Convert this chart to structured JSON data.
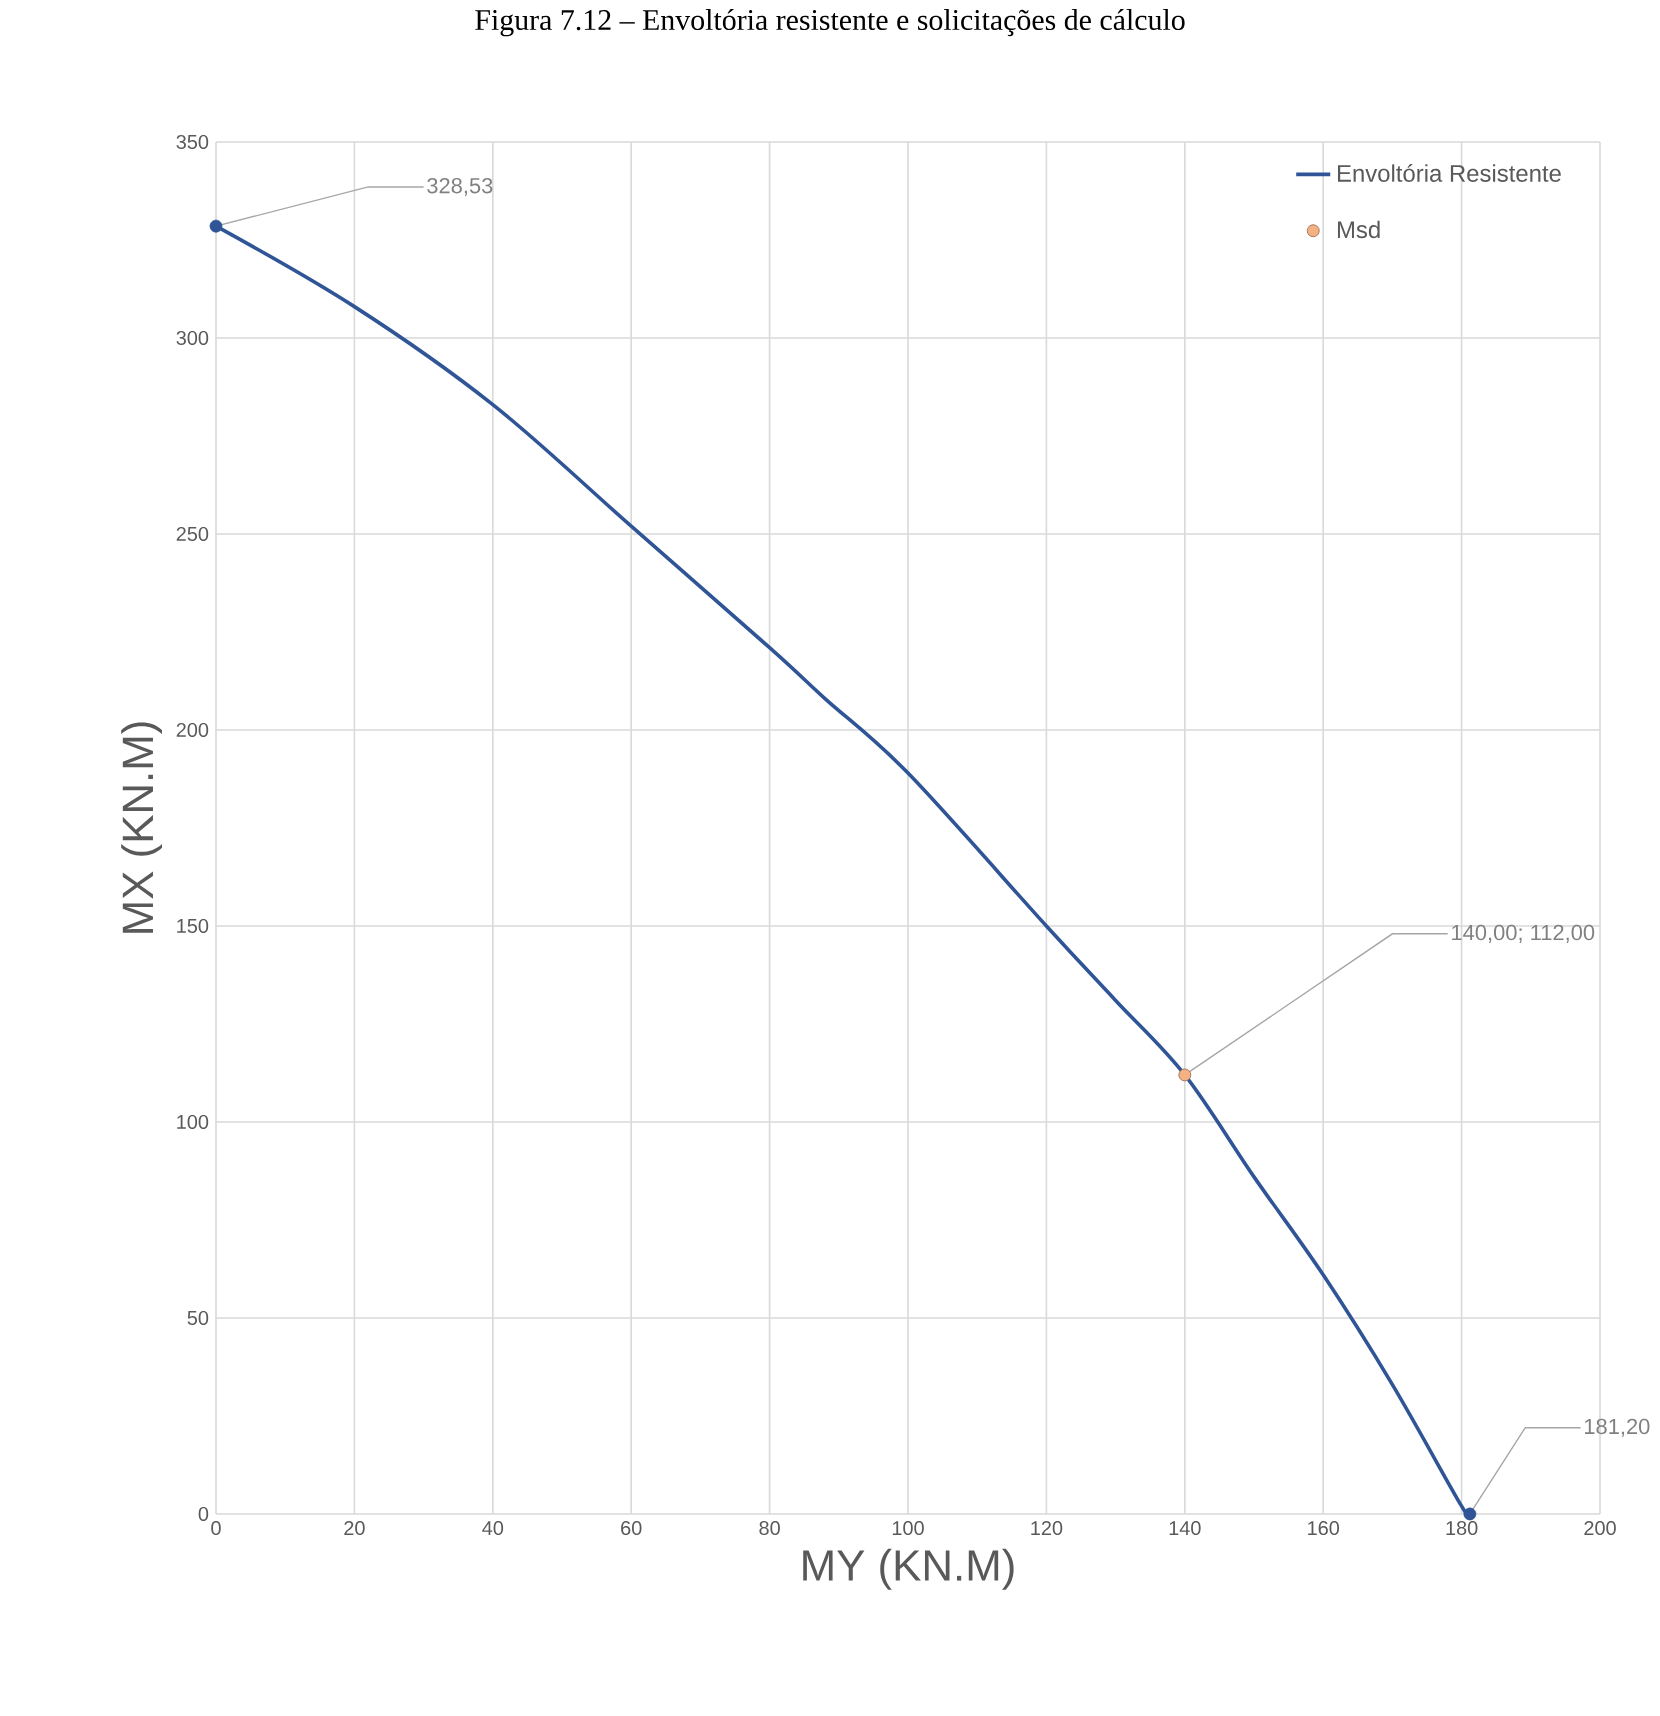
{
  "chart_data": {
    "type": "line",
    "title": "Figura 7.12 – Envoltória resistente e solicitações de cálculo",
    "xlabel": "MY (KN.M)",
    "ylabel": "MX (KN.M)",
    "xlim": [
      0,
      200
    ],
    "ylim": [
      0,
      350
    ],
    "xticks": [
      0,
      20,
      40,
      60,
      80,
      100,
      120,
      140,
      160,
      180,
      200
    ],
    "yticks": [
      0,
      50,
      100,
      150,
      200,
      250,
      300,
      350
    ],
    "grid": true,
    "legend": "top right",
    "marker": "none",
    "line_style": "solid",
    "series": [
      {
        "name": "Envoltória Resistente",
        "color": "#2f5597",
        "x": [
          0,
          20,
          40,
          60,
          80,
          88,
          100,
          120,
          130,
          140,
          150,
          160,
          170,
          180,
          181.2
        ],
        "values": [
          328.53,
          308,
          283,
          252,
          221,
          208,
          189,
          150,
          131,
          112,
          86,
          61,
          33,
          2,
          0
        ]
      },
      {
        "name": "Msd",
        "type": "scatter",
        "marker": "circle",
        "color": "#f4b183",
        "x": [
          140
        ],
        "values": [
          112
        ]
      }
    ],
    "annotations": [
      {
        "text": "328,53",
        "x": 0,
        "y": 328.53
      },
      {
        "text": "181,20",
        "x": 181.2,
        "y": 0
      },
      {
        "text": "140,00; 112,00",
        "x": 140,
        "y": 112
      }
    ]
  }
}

__________________________________________________

» **Set task**:
Copy every line of the listing containing the string "name".

» **Task result**:
        "name": "Envoltória Resistente",
        "name": "Msd",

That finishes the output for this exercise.